### Record extracts

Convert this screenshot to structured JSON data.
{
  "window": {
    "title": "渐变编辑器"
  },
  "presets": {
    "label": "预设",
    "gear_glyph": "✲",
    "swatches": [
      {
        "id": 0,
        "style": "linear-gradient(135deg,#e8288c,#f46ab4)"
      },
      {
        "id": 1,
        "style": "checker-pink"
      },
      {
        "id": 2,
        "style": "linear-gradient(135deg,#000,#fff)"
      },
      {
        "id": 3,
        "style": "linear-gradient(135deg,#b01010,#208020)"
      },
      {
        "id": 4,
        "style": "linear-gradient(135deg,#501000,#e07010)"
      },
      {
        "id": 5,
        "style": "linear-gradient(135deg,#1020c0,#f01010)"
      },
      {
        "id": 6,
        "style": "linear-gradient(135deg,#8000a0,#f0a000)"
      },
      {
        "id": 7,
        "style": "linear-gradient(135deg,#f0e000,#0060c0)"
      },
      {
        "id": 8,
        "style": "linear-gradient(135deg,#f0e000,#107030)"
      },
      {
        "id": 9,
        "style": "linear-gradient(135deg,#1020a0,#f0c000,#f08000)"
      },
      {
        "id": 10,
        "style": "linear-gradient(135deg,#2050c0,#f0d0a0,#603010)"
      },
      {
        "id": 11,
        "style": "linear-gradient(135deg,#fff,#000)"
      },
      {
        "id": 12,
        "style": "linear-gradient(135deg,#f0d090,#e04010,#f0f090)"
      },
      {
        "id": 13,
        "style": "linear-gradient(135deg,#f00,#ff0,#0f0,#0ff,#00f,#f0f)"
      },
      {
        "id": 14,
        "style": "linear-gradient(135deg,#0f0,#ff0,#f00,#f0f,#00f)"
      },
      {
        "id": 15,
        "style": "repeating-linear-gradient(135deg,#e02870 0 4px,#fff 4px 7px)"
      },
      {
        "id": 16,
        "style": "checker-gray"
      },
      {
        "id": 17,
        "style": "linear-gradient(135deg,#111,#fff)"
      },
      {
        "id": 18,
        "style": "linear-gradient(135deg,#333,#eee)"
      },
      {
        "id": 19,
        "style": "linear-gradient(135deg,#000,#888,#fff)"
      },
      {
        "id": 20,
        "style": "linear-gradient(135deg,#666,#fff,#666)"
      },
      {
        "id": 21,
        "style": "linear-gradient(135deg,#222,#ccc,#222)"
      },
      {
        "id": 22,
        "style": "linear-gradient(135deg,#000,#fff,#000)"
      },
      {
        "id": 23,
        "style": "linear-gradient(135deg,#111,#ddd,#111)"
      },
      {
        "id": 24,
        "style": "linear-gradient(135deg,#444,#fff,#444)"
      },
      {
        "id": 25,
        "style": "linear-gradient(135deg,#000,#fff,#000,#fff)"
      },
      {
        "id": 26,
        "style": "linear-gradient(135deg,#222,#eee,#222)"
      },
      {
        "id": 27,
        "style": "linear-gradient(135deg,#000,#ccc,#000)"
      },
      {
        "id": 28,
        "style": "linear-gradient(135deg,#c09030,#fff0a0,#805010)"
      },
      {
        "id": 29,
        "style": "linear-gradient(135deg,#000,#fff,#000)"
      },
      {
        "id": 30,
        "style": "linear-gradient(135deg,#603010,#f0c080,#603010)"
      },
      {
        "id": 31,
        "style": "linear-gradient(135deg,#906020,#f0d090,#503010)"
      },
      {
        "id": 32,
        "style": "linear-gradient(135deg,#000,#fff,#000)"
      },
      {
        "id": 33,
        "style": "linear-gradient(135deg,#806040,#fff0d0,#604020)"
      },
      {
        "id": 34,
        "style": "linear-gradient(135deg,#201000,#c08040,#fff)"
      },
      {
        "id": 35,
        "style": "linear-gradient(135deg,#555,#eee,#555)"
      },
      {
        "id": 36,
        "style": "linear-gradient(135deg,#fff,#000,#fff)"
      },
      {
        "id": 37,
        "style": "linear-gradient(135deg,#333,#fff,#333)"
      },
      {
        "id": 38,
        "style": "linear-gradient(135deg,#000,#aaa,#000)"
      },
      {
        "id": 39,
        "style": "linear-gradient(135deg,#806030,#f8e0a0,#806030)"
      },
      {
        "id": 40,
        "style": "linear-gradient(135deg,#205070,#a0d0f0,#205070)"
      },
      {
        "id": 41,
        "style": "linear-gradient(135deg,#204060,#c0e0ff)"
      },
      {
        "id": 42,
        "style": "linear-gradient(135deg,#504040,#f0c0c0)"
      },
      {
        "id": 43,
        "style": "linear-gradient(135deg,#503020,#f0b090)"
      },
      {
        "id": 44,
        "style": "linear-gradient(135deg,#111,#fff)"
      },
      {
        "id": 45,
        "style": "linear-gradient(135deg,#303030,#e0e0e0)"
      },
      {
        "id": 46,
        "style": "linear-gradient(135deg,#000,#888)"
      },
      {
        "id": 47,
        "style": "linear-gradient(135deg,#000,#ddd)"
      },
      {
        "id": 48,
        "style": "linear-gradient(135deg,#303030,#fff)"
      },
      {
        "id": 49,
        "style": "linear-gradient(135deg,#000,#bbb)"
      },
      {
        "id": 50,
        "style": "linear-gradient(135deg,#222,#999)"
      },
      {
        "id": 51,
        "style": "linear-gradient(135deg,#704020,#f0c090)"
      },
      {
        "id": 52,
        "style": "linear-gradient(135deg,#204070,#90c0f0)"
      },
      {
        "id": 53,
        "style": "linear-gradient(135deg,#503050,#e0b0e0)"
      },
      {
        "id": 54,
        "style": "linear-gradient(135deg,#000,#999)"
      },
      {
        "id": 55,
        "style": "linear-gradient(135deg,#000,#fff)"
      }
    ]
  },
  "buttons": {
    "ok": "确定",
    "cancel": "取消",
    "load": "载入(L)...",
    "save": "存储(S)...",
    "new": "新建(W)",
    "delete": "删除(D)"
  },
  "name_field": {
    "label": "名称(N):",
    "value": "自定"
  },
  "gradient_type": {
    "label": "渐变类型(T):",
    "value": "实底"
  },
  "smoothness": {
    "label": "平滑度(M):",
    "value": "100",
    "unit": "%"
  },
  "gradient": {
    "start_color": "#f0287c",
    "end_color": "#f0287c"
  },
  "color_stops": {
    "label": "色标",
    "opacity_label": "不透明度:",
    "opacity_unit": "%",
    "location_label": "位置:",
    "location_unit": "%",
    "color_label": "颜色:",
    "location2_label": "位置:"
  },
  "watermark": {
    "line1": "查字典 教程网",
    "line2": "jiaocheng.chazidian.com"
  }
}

### Problem requirements
Return what is listed above, exactly and completely.

### Solution to this problem
Convert this screenshot to structured JSON data.
{
  "window": {
    "title": "渐变编辑器"
  },
  "presets": {
    "label": "预设",
    "gear_glyph": "✲",
    "swatches": [
      {
        "id": 0,
        "style": "linear-gradient(135deg,#e8288c,#f46ab4)"
      },
      {
        "id": 1,
        "style": "checker-pink"
      },
      {
        "id": 2,
        "style": "linear-gradient(135deg,#000,#fff)"
      },
      {
        "id": 3,
        "style": "linear-gradient(135deg,#b01010,#208020)"
      },
      {
        "id": 4,
        "style": "linear-gradient(135deg,#501000,#e07010)"
      },
      {
        "id": 5,
        "style": "linear-gradient(135deg,#1020c0,#f01010)"
      },
      {
        "id": 6,
        "style": "linear-gradient(135deg,#8000a0,#f0a000)"
      },
      {
        "id": 7,
        "style": "linear-gradient(135deg,#f0e000,#0060c0)"
      },
      {
        "id": 8,
        "style": "linear-gradient(135deg,#f0e000,#107030)"
      },
      {
        "id": 9,
        "style": "linear-gradient(135deg,#1020a0,#f0c000,#f08000)"
      },
      {
        "id": 10,
        "style": "linear-gradient(135deg,#2050c0,#f0d0a0,#603010)"
      },
      {
        "id": 11,
        "style": "linear-gradient(135deg,#fff,#000)"
      },
      {
        "id": 12,
        "style": "linear-gradient(135deg,#f0d090,#e04010,#f0f090)"
      },
      {
        "id": 13,
        "style": "linear-gradient(135deg,#f00,#ff0,#0f0,#0ff,#00f,#f0f)"
      },
      {
        "id": 14,
        "style": "linear-gradient(135deg,#0f0,#ff0,#f00,#f0f,#00f)"
      },
      {
        "id": 15,
        "style": "repeating-linear-gradient(135deg,#e02870 0 4px,#fff 4px 7px)"
      },
      {
        "id": 16,
        "style": "checker-gray"
      },
      {
        "id": 17,
        "style": "linear-gradient(135deg,#111,#fff)"
      },
      {
        "id": 18,
        "style": "linear-gradient(135deg,#333,#eee)"
      },
      {
        "id": 19,
        "style": "linear-gradient(135deg,#000,#888,#fff)"
      },
      {
        "id": 20,
        "style": "linear-gradient(135deg,#666,#fff,#666)"
      },
      {
        "id": 21,
        "style": "linear-gradient(135deg,#222,#ccc,#222)"
      },
      {
        "id": 22,
        "style": "linear-gradient(135deg,#000,#fff,#000)"
      },
      {
        "id": 23,
        "style": "linear-gradient(135deg,#111,#ddd,#111)"
      },
      {
        "id": 24,
        "style": "linear-gradient(135deg,#444,#fff,#444)"
      },
      {
        "id": 25,
        "style": "linear-gradient(135deg,#000,#fff,#000,#fff)"
      },
      {
        "id": 26,
        "style": "linear-gradient(135deg,#222,#eee,#222)"
      },
      {
        "id": 27,
        "style": "linear-gradient(135deg,#000,#ccc,#000)"
      },
      {
        "id": 28,
        "style": "linear-gradient(135deg,#c09030,#fff0a0,#805010)"
      },
      {
        "id": 29,
        "style": "linear-gradient(135deg,#000,#fff,#000)"
      },
      {
        "id": 30,
        "style": "linear-gradient(135deg,#603010,#f0c080,#603010)"
      },
      {
        "id": 31,
        "style": "linear-gradient(135deg,#906020,#f0d090,#503010)"
      },
      {
        "id": 32,
        "style": "linear-gradient(135deg,#000,#fff,#000)"
      },
      {
        "id": 33,
        "style": "linear-gradient(135deg,#806040,#fff0d0,#604020)"
      },
      {
        "id": 34,
        "style": "linear-gradient(135deg,#201000,#c08040,#fff)"
      },
      {
        "id": 35,
        "style": "linear-gradient(135deg,#555,#eee,#555)"
      },
      {
        "id": 36,
        "style": "linear-gradient(135deg,#fff,#000,#fff)"
      },
      {
        "id": 37,
        "style": "linear-gradient(135deg,#333,#fff,#333)"
      },
      {
        "id": 38,
        "style": "linear-gradient(135deg,#000,#aaa,#000)"
      },
      {
        "id": 39,
        "style": "linear-gradient(135deg,#806030,#f8e0a0,#806030)"
      },
      {
        "id": 40,
        "style": "linear-gradient(135deg,#205070,#a0d0f0,#205070)"
      },
      {
        "id": 41,
        "style": "linear-gradient(135deg,#204060,#c0e0ff)"
      },
      {
        "id": 42,
        "style": "linear-gradient(135deg,#504040,#f0c0c0)"
      },
      {
        "id": 43,
        "style": "linear-gradient(135deg,#503020,#f0b090)"
      },
      {
        "id": 44,
        "style": "linear-gradient(135deg,#111,#fff)"
      },
      {
        "id": 45,
        "style": "linear-gradient(135deg,#303030,#e0e0e0)"
      },
      {
        "id": 46,
        "style": "linear-gradient(135deg,#000,#888)"
      },
      {
        "id": 47,
        "style": "linear-gradient(135deg,#000,#ddd)"
      },
      {
        "id": 48,
        "style": "linear-gradient(135deg,#303030,#fff)"
      },
      {
        "id": 49,
        "style": "linear-gradient(135deg,#000,#bbb)"
      },
      {
        "id": 50,
        "style": "linear-gradient(135deg,#222,#999)"
      },
      {
        "id": 51,
        "style": "linear-gradient(135deg,#704020,#f0c090)"
      },
      {
        "id": 52,
        "style": "linear-gradient(135deg,#204070,#90c0f0)"
      },
      {
        "id": 53,
        "style": "linear-gradient(135deg,#503050,#e0b0e0)"
      },
      {
        "id": 54,
        "style": "linear-gradient(135deg,#000,#999)"
      },
      {
        "id": 55,
        "style": "linear-gradient(135deg,#000,#fff)"
      }
    ]
  },
  "buttons": {
    "ok": "确定",
    "cancel": "取消",
    "load": "载入(L)...",
    "save": "存储(S)...",
    "new": "新建(W)",
    "delete": "删除(D)"
  },
  "name_field": {
    "label": "名称(N):",
    "value": "自定"
  },
  "gradient_type": {
    "label": "渐变类型(T):",
    "value": "实底"
  },
  "smoothness": {
    "label": "平滑度(M):",
    "value": "100",
    "unit": "%"
  },
  "gradient": {
    "start_color": "#f0287c",
    "end_color": "#f0287c"
  },
  "color_stops": {
    "label": "色标",
    "opacity_label": "不透明度:",
    "opacity_unit": "%",
    "location_label": "位置:",
    "location_unit": "%",
    "color_label": "颜色:",
    "location2_label": "位置:"
  },
  "watermark": {
    "line1": "查字典 教程网",
    "line2": "jiaocheng.chazidian.com"
  }
}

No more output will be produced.